REQUEST: Return the complete listing that follows, with each line reproduced exactly.

* Begin DATA EXTRACT *

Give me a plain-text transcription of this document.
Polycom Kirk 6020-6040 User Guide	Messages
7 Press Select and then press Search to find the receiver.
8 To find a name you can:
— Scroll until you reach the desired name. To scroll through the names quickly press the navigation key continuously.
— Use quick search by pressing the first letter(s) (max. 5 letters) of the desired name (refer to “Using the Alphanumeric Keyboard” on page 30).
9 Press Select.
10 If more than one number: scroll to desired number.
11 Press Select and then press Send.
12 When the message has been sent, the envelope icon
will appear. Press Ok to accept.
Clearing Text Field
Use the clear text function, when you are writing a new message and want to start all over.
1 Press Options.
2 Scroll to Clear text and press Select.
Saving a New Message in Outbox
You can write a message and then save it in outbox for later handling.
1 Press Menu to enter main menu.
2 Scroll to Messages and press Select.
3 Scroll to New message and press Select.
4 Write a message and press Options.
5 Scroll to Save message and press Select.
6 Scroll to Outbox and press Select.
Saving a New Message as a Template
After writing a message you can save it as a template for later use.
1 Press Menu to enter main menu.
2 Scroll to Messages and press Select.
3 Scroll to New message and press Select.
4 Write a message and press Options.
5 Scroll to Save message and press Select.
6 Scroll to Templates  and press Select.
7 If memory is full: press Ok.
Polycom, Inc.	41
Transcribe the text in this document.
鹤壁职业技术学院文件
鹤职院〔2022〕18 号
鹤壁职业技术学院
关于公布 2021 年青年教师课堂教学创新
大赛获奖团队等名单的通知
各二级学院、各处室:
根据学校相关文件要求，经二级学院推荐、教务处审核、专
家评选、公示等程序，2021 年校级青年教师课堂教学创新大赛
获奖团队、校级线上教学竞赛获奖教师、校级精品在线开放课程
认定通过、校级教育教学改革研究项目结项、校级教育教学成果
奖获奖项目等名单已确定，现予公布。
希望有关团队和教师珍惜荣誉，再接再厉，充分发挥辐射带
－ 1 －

* End DATA EXTRACT *

ANSWER TO THE PROBLEM:
Give me a plain-text transcription of this document.
Polycom Kirk 6020-6040 User Guide	Messages
7 Press Select and then press Search to find the receiver.
8 To find a name you can:
— Scroll until you reach the desired name. To scroll through the names quickly press the navigation key continuously.
— Use quick search by pressing the first letter(s) (max. 5 letters) of the desired name (refer to “Using the Alphanumeric Keyboard” on page 30).
9 Press Select.
10 If more than one number: scroll to desired number.
11 Press Select and then press Send.
12 When the message has been sent, the envelope icon
will appear. Press Ok to accept.
Clearing Text Field
Use the clear text function, when you are writing a new message and want to start all over.
1 Press Options.
2 Scroll to Clear text and press Select.
Saving a New Message in Outbox
You can write a message and then save it in outbox for later handling.
1 Press Menu to enter main menu.
2 Scroll to Messages and press Select.
3 Scroll to New message and press Select.
4 Write a message and press Options.
5 Scroll to Save message and press Select.
6 Scroll to Outbox and press Select.
Saving a New Message as a Template
After writing a message you can save it as a template for later use.
1 Press Menu to enter main menu.
2 Scroll to Messages and press Select.
3 Scroll to New message and press Select.
4 Write a message and press Options.
5 Scroll to Save message and press Select.
6 Scroll to Templates  and press Select.
7 If memory is full: press Ok.
Polycom, Inc.	41
Transcribe the text in this document.
鹤壁职业技术学院文件
鹤职院〔2022〕18 号
鹤壁职业技术学院
关于公布 2021 年青年教师课堂教学创新
大赛获奖团队等名单的通知
各二级学院、各处室:
根据学校相关文件要求，经二级学院推荐、教务处审核、专
家评选、公示等程序，2021 年校级青年教师课堂教学创新大赛
获奖团队、校级线上教学竞赛获奖教师、校级精品在线开放课程
认定通过、校级教育教学改革研究项目结项、校级教育教学成果
奖获奖项目等名单已确定，现予公布。
希望有关团队和教师珍惜荣誉，再接再厉，充分发挥辐射带
－ 1 －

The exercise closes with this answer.